WORK TO BE COMPLETED: Quote every line of the material beneath this one.

DATA SHOWN:
----------
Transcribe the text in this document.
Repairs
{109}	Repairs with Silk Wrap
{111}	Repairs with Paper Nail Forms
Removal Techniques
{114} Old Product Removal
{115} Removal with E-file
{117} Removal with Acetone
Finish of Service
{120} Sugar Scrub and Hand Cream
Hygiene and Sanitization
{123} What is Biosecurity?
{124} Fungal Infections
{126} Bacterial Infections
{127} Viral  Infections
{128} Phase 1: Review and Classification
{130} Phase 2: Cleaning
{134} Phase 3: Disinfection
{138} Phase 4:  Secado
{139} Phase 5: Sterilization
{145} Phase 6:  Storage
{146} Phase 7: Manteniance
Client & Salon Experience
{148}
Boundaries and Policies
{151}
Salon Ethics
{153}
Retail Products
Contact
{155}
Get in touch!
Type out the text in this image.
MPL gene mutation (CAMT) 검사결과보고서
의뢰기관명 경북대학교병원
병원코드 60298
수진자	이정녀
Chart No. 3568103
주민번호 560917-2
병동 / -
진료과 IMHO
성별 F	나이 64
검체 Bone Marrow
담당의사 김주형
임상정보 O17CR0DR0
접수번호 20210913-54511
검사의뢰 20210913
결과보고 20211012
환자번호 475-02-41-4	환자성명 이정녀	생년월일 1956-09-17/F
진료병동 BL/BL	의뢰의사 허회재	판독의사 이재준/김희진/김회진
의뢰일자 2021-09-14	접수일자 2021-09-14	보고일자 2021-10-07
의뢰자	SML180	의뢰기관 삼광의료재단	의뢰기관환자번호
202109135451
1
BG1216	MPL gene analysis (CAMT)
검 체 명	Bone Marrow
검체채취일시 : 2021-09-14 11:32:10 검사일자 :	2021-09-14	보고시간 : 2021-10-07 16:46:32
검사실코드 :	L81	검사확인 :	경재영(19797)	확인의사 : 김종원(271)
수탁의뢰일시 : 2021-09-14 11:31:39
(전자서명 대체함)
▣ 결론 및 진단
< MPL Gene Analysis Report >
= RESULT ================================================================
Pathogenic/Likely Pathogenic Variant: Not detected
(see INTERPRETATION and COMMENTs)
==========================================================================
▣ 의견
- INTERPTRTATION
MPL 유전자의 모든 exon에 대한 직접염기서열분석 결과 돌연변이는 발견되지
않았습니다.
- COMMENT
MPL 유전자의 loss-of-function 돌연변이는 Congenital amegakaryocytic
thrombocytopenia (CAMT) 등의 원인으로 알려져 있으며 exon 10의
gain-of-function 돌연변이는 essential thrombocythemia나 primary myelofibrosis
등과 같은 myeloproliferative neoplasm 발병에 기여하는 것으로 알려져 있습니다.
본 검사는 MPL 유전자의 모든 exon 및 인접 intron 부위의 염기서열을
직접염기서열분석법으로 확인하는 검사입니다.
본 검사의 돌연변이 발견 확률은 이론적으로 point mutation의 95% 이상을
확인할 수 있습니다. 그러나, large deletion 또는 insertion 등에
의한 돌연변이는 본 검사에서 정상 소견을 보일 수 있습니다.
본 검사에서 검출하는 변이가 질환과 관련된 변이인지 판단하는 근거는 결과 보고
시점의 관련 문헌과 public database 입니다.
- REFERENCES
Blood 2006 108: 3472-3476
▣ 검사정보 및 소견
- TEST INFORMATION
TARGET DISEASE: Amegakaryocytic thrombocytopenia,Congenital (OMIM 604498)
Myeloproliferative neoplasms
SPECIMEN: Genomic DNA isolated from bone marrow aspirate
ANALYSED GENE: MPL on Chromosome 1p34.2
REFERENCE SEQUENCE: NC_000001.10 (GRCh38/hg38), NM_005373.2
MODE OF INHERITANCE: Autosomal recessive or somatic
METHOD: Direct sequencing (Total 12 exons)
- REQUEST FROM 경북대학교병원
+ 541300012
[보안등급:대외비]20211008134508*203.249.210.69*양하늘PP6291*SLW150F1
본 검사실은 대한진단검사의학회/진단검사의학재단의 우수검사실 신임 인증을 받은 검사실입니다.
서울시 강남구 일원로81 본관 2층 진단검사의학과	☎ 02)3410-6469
----------
RESPONSE BELOW:
Transcribe the text in this document.
Repairs
{109}	Repairs with Silk Wrap
{111}	Repairs with Paper Nail Forms
Removal Techniques
{114} Old Product Removal
{115} Removal with E-file
{117} Removal with Acetone
Finish of Service
{120} Sugar Scrub and Hand Cream
Hygiene and Sanitization
{123} What is Biosecurity?
{124} Fungal Infections
{126} Bacterial Infections
{127} Viral  Infections
{128} Phase 1: Review and Classification
{130} Phase 2: Cleaning
{134} Phase 3: Disinfection
{138} Phase 4:  Secado
{139} Phase 5: Sterilization
{145} Phase 6:  Storage
{146} Phase 7: Manteniance
Client & Salon Experience
{148}
Boundaries and Policies
{151}
Salon Ethics
{153}
Retail Products
Contact
{155}
Get in touch!
Type out the text in this image.
MPL gene mutation (CAMT) 검사결과보고서
의뢰기관명 경북대학교병원
병원코드 60298
수진자	이정녀
Chart No. 3568103
주민번호 560917-2
병동 / -
진료과 IMHO
성별 F	나이 64
검체 Bone Marrow
담당의사 김주형
임상정보 O17CR0DR0
접수번호 20210913-54511
검사의뢰 20210913
결과보고 20211012
환자번호 475-02-41-4	환자성명 이정녀	생년월일 1956-09-17/F
진료병동 BL/BL	의뢰의사 허회재	판독의사 이재준/김희진/김회진
의뢰일자 2021-09-14	접수일자 2021-09-14	보고일자 2021-10-07
의뢰자	SML180	의뢰기관 삼광의료재단	의뢰기관환자번호
202109135451
1
BG1216	MPL gene analysis (CAMT)
검 체 명	Bone Marrow
검체채취일시 : 2021-09-14 11:32:10 검사일자 :	2021-09-14	보고시간 : 2021-10-07 16:46:32
검사실코드 :	L81	검사확인 :	경재영(19797)	확인의사 : 김종원(271)
수탁의뢰일시 : 2021-09-14 11:31:39
(전자서명 대체함)
▣ 결론 및 진단
< MPL Gene Analysis Report >
= RESULT ================================================================
Pathogenic/Likely Pathogenic Variant: Not detected
(see INTERPRETATION and COMMENTs)
==========================================================================
▣ 의견
- INTERPTRTATION
MPL 유전자의 모든 exon에 대한 직접염기서열분석 결과 돌연변이는 발견되지
않았습니다.
- COMMENT
MPL 유전자의 loss-of-function 돌연변이는 Congenital amegakaryocytic
thrombocytopenia (CAMT) 등의 원인으로 알려져 있으며 exon 10의
gain-of-function 돌연변이는 essential thrombocythemia나 primary myelofibrosis
등과 같은 myeloproliferative neoplasm 발병에 기여하는 것으로 알려져 있습니다.
본 검사는 MPL 유전자의 모든 exon 및 인접 intron 부위의 염기서열을
직접염기서열분석법으로 확인하는 검사입니다.
본 검사의 돌연변이 발견 확률은 이론적으로 point mutation의 95% 이상을
확인할 수 있습니다. 그러나, large deletion 또는 insertion 등에
의한 돌연변이는 본 검사에서 정상 소견을 보일 수 있습니다.
본 검사에서 검출하는 변이가 질환과 관련된 변이인지 판단하는 근거는 결과 보고
시점의 관련 문헌과 public database 입니다.
- REFERENCES
Blood 2006 108: 3472-3476
▣ 검사정보 및 소견
- TEST INFORMATION
TARGET DISEASE: Amegakaryocytic thrombocytopenia,Congenital (OMIM 604498)
Myeloproliferative neoplasms
SPECIMEN: Genomic DNA isolated from bone marrow aspirate
ANALYSED GENE: MPL on Chromosome 1p34.2
REFERENCE SEQUENCE: NC_000001.10 (GRCh38/hg38), NM_005373.2
MODE OF INHERITANCE: Autosomal recessive or somatic
METHOD: Direct sequencing (Total 12 exons)
- REQUEST FROM 경북대학교병원
+ 541300012
[보안등급:대외비]20211008134508*203.249.210.69*양하늘PP6291*SLW150F1
본 검사실은 대한진단검사의학회/진단검사의학재단의 우수검사실 신임 인증을 받은 검사실입니다.
서울시 강남구 일원로81 본관 2층 진단검사의학과	☎ 02)3410-6469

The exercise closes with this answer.